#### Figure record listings

'''

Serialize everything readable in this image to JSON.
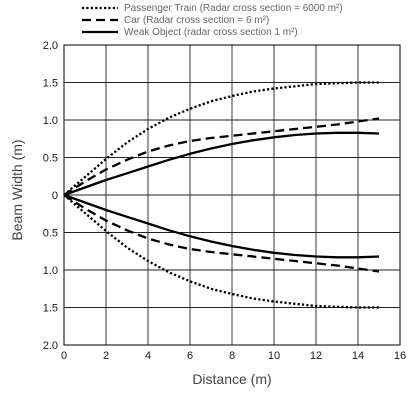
{
  "chart_data": {
    "type": "line",
    "xlabel": "Distance (m)",
    "ylabel": "Beam Width (m)",
    "xlim": [
      0,
      16
    ],
    "ylim": [
      -2.0,
      2.0
    ],
    "x_ticks": [
      0,
      2,
      4,
      6,
      8,
      10,
      12,
      14,
      16
    ],
    "x_tick_labels": [
      "0",
      "2",
      "4",
      "6",
      "8",
      "10",
      "12",
      "14",
      "16"
    ],
    "y_ticks": [
      2.0,
      1.5,
      1.0,
      0.5,
      0,
      -0.5,
      -1.0,
      -1.5,
      -2.0
    ],
    "y_tick_labels": [
      "2.0",
      "1.5",
      "1.0",
      "0.5",
      "0",
      "0.5",
      "1.0",
      "1.5",
      "2.0"
    ],
    "grid": true,
    "legend_position": "top",
    "series": [
      {
        "name": "Passenger Train (Radar cross section = 6000 m²)",
        "dash": "dotted",
        "color": "#000000",
        "x": [
          0,
          1,
          2,
          3,
          4,
          5,
          6,
          7,
          8,
          9,
          10,
          11,
          12,
          13,
          14,
          15
        ],
        "upper": [
          0,
          0.24,
          0.48,
          0.7,
          0.88,
          1.03,
          1.15,
          1.25,
          1.32,
          1.38,
          1.42,
          1.45,
          1.48,
          1.49,
          1.5,
          1.5
        ],
        "lower": [
          0,
          -0.24,
          -0.48,
          -0.7,
          -0.88,
          -1.03,
          -1.15,
          -1.25,
          -1.32,
          -1.38,
          -1.42,
          -1.45,
          -1.48,
          -1.49,
          -1.5,
          -1.5
        ]
      },
      {
        "name": "Car (Radar cross section = 6 m²)",
        "dash": "dashed",
        "color": "#000000",
        "x": [
          0,
          1,
          2,
          3,
          4,
          5,
          6,
          7,
          8,
          9,
          10,
          11,
          12,
          13,
          14,
          15
        ],
        "upper": [
          0,
          0.18,
          0.34,
          0.47,
          0.58,
          0.66,
          0.72,
          0.76,
          0.79,
          0.82,
          0.85,
          0.88,
          0.91,
          0.94,
          0.98,
          1.02
        ],
        "lower": [
          0,
          -0.18,
          -0.34,
          -0.47,
          -0.58,
          -0.66,
          -0.72,
          -0.76,
          -0.79,
          -0.82,
          -0.85,
          -0.88,
          -0.91,
          -0.94,
          -0.98,
          -1.02
        ]
      },
      {
        "name": "Weak Object (radar cross section 1 m²)",
        "dash": "solid",
        "color": "#000000",
        "x": [
          0,
          1,
          2,
          3,
          4,
          5,
          6,
          7,
          8,
          9,
          10,
          11,
          12,
          13,
          14,
          15
        ],
        "upper": [
          0,
          0.1,
          0.2,
          0.29,
          0.38,
          0.47,
          0.55,
          0.62,
          0.68,
          0.73,
          0.77,
          0.8,
          0.82,
          0.83,
          0.83,
          0.82
        ],
        "lower": [
          0,
          -0.1,
          -0.2,
          -0.29,
          -0.38,
          -0.47,
          -0.55,
          -0.62,
          -0.68,
          -0.73,
          -0.77,
          -0.8,
          -0.82,
          -0.83,
          -0.83,
          -0.82
        ]
      }
    ]
  }
}
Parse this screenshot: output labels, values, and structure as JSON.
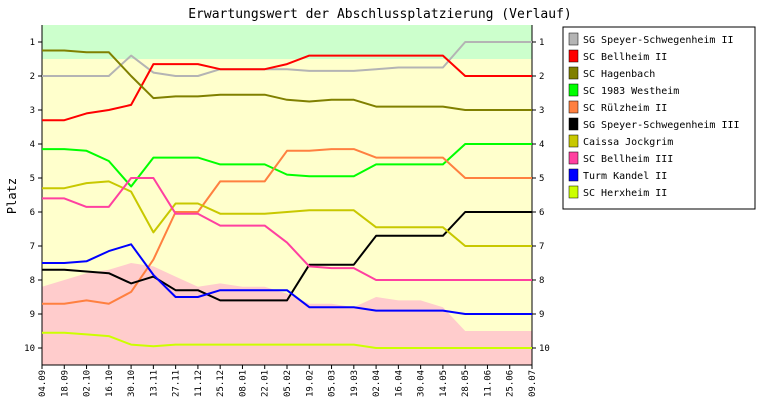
{
  "chart_data": {
    "type": "line",
    "title": "Erwartungswert der Abschlussplatzierung (Verlauf)",
    "xlabel": "",
    "ylabel": "Platz",
    "ylim": [
      10.5,
      0.5
    ],
    "yticks": [
      1,
      2,
      3,
      4,
      5,
      6,
      7,
      8,
      9,
      10
    ],
    "categories": [
      "04.09",
      "18.09",
      "02.10",
      "16.10",
      "30.10",
      "13.11",
      "27.11",
      "11.12",
      "25.12",
      "08.01",
      "22.01",
      "05.02",
      "19.02",
      "05.03",
      "19.03",
      "02.04",
      "16.04",
      "30.04",
      "14.05",
      "28.05",
      "11.06",
      "25.06",
      "09.07"
    ],
    "zones": [
      {
        "from": 0.5,
        "to": 1.5,
        "color": "#ccffcc"
      },
      {
        "from": 1.5,
        "to": 10.5,
        "color": "#ffffcc"
      }
    ],
    "bottom_area": {
      "color": "#ffcccc",
      "values": [
        8.2,
        8.0,
        7.8,
        7.7,
        7.5,
        7.6,
        7.9,
        8.2,
        8.1,
        8.2,
        8.2,
        8.4,
        8.7,
        8.7,
        8.8,
        8.5,
        8.6,
        8.6,
        8.8,
        9.5,
        9.5,
        9.5,
        9.5
      ]
    },
    "series": [
      {
        "name": "SG Speyer-Schwegenheim   II",
        "color": "#b4b4b4",
        "values": [
          2.0,
          2.0,
          2.0,
          2.0,
          1.4,
          1.9,
          2.0,
          2.0,
          1.8,
          1.8,
          1.8,
          1.8,
          1.85,
          1.85,
          1.85,
          1.8,
          1.75,
          1.75,
          1.75,
          1.0,
          1.0,
          1.0,
          1.0
        ]
      },
      {
        "name": "SC Bellheim   II",
        "color": "#ff0000",
        "values": [
          3.3,
          3.3,
          3.1,
          3.0,
          2.85,
          1.65,
          1.65,
          1.65,
          1.8,
          1.8,
          1.8,
          1.65,
          1.4,
          1.4,
          1.4,
          1.4,
          1.4,
          1.4,
          1.4,
          2.0,
          2.0,
          2.0,
          2.0
        ]
      },
      {
        "name": "SC Hagenbach",
        "color": "#808000",
        "values": [
          1.25,
          1.25,
          1.3,
          1.3,
          2.0,
          2.65,
          2.6,
          2.6,
          2.55,
          2.55,
          2.55,
          2.7,
          2.75,
          2.7,
          2.7,
          2.9,
          2.9,
          2.9,
          2.9,
          3.0,
          3.0,
          3.0,
          3.0
        ]
      },
      {
        "name": "SC 1983 Westheim",
        "color": "#00ff00",
        "values": [
          4.15,
          4.15,
          4.2,
          4.5,
          5.25,
          4.4,
          4.4,
          4.4,
          4.6,
          4.6,
          4.6,
          4.9,
          4.95,
          4.95,
          4.95,
          4.6,
          4.6,
          4.6,
          4.6,
          4.0,
          4.0,
          4.0,
          4.0
        ]
      },
      {
        "name": "SC Rülzheim   II",
        "color": "#ff8040",
        "values": [
          8.7,
          8.7,
          8.6,
          8.7,
          8.35,
          7.4,
          6.0,
          6.0,
          5.1,
          5.1,
          5.1,
          4.2,
          4.2,
          4.15,
          4.15,
          4.4,
          4.4,
          4.4,
          4.4,
          5.0,
          5.0,
          5.0,
          5.0
        ]
      },
      {
        "name": "SG Speyer-Schwegenheim   III",
        "color": "#000000",
        "values": [
          7.7,
          7.7,
          7.75,
          7.8,
          8.1,
          7.9,
          8.3,
          8.3,
          8.6,
          8.6,
          8.6,
          8.6,
          7.55,
          7.55,
          7.55,
          6.7,
          6.7,
          6.7,
          6.7,
          6.0,
          6.0,
          6.0,
          6.0
        ]
      },
      {
        "name": "Caissa Jockgrim",
        "color": "#c8c800",
        "values": [
          5.3,
          5.3,
          5.15,
          5.1,
          5.4,
          6.6,
          5.75,
          5.75,
          6.05,
          6.05,
          6.05,
          6.0,
          5.95,
          5.95,
          5.95,
          6.45,
          6.45,
          6.45,
          6.45,
          7.0,
          7.0,
          7.0,
          7.0
        ]
      },
      {
        "name": "SC Bellheim   III",
        "color": "#ff40a0",
        "values": [
          5.6,
          5.6,
          5.85,
          5.85,
          5.0,
          5.0,
          6.05,
          6.05,
          6.4,
          6.4,
          6.4,
          6.9,
          7.6,
          7.65,
          7.65,
          8.0,
          8.0,
          8.0,
          8.0,
          8.0,
          8.0,
          8.0,
          8.0
        ]
      },
      {
        "name": "Turm Kandel   II",
        "color": "#0000ff",
        "values": [
          7.5,
          7.5,
          7.45,
          7.15,
          6.95,
          7.85,
          8.5,
          8.5,
          8.3,
          8.3,
          8.3,
          8.3,
          8.8,
          8.8,
          8.8,
          8.9,
          8.9,
          8.9,
          8.9,
          9.0,
          9.0,
          9.0,
          9.0
        ]
      },
      {
        "name": "SC Herxheim   II",
        "color": "#ccff00",
        "values": [
          9.55,
          9.55,
          9.6,
          9.65,
          9.9,
          9.95,
          9.9,
          9.9,
          9.9,
          9.9,
          9.9,
          9.9,
          9.9,
          9.9,
          9.9,
          10.0,
          10.0,
          10.0,
          10.0,
          10.0,
          10.0,
          10.0,
          10.0
        ]
      }
    ],
    "grid": false,
    "legend": "right"
  }
}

'''

#### PROBLEM
Whenever "JSON" turns up in a line, pick that line out.

#### OUTPUT OF THE TASK
Serialize everything readable in this image to JSON.
Parse this screenshot: output labels, values, and structure as JSON.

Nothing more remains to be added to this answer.